- [Problem to work on] Lines that include the word "this" are the ones to copy.

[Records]
○ ○ ○ ○ ○

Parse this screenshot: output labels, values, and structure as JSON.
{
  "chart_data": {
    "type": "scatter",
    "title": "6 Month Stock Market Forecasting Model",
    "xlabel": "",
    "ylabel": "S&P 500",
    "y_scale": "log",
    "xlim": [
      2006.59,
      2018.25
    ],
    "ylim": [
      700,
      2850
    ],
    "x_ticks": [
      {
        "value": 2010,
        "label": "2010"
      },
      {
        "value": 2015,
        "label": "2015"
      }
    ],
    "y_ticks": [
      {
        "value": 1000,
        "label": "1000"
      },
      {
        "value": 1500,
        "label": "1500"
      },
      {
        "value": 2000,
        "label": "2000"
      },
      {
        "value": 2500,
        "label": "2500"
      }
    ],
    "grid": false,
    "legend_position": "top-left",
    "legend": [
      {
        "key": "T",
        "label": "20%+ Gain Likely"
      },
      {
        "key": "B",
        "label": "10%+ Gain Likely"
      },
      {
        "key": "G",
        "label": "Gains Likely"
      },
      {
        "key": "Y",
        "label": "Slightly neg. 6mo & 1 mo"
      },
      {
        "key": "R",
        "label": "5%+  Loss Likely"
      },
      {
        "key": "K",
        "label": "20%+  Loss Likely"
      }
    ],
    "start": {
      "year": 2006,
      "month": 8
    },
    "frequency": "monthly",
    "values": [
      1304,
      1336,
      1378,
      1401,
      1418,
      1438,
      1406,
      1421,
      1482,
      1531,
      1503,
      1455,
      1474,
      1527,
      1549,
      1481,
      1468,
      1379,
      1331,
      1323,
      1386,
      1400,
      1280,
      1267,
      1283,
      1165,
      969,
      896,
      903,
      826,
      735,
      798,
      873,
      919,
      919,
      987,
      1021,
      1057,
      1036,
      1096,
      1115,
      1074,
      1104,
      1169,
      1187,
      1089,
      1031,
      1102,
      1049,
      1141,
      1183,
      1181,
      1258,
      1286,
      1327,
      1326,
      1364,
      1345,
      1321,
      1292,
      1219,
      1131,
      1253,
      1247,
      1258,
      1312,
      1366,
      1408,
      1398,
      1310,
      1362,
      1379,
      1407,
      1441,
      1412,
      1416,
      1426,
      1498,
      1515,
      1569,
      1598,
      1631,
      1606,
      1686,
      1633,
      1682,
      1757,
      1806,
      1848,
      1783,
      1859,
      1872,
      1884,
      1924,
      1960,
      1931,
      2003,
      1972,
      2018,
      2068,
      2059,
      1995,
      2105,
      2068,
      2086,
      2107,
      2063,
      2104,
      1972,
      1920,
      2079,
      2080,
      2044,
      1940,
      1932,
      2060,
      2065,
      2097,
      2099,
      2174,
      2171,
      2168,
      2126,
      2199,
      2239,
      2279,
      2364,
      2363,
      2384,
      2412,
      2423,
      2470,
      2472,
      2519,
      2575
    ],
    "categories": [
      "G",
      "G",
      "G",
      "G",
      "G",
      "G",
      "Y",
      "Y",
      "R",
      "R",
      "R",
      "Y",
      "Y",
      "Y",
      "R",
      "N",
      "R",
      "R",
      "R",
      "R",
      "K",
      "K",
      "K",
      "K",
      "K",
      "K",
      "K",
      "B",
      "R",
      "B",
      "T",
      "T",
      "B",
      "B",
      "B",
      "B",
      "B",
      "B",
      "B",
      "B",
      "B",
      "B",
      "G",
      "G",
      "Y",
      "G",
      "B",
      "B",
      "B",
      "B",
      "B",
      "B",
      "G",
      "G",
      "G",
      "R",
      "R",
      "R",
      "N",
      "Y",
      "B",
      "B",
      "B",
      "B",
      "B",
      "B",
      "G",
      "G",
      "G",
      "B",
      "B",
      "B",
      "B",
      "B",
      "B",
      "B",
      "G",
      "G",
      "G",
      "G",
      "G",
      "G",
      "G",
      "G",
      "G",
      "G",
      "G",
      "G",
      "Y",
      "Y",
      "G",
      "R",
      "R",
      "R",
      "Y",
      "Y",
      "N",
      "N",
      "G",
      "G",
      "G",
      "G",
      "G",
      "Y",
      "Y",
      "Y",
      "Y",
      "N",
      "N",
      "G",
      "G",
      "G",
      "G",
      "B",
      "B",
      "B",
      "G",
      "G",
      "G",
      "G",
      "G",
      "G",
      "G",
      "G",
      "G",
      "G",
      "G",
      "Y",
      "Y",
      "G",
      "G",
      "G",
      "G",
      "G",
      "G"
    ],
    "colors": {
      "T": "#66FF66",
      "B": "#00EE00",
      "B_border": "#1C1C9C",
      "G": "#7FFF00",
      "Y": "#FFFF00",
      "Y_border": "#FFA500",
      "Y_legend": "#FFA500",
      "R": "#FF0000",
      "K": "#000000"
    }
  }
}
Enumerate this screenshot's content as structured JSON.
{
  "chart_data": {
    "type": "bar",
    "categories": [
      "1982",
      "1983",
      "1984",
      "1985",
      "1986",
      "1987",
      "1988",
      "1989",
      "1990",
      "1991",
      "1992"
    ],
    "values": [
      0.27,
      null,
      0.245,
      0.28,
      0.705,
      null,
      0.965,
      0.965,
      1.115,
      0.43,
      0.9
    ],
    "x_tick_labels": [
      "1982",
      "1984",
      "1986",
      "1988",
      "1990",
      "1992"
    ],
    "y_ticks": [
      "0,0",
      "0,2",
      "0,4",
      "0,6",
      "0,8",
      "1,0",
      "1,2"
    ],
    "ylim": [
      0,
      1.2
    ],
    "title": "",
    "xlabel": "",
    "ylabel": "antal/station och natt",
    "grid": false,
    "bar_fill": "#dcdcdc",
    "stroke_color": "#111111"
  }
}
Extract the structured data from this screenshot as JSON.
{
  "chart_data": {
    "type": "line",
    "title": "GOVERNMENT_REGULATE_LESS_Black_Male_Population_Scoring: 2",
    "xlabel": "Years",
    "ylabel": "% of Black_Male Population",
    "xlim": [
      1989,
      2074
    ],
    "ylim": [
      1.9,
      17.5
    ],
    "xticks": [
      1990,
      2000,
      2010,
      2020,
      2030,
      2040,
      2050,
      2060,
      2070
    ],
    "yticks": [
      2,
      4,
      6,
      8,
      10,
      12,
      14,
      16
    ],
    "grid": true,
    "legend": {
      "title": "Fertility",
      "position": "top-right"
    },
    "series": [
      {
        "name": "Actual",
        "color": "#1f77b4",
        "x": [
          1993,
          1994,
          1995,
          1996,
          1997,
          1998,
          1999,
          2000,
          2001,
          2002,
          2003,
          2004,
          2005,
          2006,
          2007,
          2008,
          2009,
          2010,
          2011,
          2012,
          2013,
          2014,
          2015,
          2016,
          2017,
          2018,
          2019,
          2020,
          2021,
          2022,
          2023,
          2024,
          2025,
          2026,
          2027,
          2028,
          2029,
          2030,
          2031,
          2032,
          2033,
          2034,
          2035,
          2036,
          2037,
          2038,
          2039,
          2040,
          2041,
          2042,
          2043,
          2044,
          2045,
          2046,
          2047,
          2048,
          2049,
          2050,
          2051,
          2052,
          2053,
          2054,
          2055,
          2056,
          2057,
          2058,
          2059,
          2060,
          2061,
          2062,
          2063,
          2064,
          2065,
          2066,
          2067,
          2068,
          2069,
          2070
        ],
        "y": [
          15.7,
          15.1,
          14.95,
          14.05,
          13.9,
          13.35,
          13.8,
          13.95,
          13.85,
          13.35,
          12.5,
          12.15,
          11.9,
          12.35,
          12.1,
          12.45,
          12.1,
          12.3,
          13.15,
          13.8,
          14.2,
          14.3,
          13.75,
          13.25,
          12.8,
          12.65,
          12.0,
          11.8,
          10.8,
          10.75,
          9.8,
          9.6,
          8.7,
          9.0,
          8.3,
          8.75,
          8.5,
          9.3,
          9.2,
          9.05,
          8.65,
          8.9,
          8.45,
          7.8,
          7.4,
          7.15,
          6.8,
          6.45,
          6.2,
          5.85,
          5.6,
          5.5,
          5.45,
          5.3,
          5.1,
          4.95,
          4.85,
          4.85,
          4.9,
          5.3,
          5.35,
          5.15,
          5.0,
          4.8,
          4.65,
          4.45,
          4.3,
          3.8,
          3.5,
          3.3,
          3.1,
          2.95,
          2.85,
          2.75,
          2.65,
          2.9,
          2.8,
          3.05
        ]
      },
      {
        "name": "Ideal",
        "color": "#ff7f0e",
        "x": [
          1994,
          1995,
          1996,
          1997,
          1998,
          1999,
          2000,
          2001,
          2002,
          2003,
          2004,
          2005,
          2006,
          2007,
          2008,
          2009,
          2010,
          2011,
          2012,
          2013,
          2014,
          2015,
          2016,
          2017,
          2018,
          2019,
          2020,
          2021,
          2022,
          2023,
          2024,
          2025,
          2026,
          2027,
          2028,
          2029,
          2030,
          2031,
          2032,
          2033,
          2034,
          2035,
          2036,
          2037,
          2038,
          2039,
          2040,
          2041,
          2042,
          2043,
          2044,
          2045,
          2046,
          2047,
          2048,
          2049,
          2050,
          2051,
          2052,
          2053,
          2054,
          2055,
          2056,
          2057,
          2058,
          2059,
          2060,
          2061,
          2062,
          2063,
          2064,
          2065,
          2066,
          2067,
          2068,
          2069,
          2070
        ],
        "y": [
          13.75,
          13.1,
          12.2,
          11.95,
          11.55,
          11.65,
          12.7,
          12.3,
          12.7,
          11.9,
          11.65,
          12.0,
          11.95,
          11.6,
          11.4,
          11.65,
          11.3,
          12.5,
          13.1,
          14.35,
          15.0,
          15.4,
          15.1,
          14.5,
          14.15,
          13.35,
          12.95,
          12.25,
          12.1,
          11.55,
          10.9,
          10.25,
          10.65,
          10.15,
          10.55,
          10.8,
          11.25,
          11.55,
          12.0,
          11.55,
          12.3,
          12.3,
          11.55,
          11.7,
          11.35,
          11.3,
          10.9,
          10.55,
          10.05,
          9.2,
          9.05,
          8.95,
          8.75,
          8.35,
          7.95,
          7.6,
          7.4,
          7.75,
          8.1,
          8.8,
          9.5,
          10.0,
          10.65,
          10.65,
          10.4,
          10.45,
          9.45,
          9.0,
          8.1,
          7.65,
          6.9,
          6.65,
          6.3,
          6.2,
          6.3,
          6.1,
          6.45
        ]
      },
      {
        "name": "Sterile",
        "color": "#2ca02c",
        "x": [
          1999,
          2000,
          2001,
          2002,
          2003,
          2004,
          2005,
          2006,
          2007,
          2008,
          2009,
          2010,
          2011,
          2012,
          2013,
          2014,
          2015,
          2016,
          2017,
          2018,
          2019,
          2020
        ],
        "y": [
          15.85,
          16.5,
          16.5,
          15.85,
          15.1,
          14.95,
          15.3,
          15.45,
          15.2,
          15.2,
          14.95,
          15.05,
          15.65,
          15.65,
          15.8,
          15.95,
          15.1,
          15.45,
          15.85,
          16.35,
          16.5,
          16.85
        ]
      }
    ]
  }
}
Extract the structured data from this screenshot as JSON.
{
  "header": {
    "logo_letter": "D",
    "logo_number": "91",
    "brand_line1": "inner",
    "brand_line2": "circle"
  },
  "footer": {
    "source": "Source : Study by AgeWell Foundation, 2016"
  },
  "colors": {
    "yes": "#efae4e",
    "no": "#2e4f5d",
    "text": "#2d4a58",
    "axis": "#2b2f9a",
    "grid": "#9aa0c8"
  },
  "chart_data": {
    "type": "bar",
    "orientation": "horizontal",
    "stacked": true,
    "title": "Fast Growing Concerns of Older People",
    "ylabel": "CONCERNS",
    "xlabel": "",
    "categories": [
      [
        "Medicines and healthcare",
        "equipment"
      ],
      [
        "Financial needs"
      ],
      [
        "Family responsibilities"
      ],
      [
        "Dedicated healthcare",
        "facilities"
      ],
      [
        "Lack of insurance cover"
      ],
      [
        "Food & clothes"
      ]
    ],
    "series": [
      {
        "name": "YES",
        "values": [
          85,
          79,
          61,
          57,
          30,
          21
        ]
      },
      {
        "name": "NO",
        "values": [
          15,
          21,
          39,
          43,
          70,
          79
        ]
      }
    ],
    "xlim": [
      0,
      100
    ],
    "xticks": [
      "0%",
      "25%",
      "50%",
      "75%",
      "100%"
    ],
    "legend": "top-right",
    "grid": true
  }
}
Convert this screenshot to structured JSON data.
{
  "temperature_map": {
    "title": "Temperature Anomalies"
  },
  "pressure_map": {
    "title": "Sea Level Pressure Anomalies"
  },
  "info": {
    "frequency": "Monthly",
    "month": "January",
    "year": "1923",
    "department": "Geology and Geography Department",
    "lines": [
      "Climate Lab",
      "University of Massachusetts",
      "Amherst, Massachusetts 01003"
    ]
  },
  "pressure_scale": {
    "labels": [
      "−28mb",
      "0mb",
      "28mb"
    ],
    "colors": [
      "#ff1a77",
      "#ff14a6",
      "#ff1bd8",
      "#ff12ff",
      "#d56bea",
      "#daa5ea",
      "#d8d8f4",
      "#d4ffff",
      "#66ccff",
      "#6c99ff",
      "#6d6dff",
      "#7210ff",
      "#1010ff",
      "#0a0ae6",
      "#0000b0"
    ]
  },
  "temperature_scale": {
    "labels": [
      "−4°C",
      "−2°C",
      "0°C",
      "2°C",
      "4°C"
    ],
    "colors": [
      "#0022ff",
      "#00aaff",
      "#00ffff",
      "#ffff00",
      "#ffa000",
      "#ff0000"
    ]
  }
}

○ ○ ○ ○ ○

- [Task response]
Parse this screenshot: output labels, values, and structure as JSON.
Enumerate this screenshot's content as structured JSON.
Extract the structured data from this screenshot as JSON.
Extract the structured data from this screenshot as JSON.
Convert this screenshot to structured JSON data.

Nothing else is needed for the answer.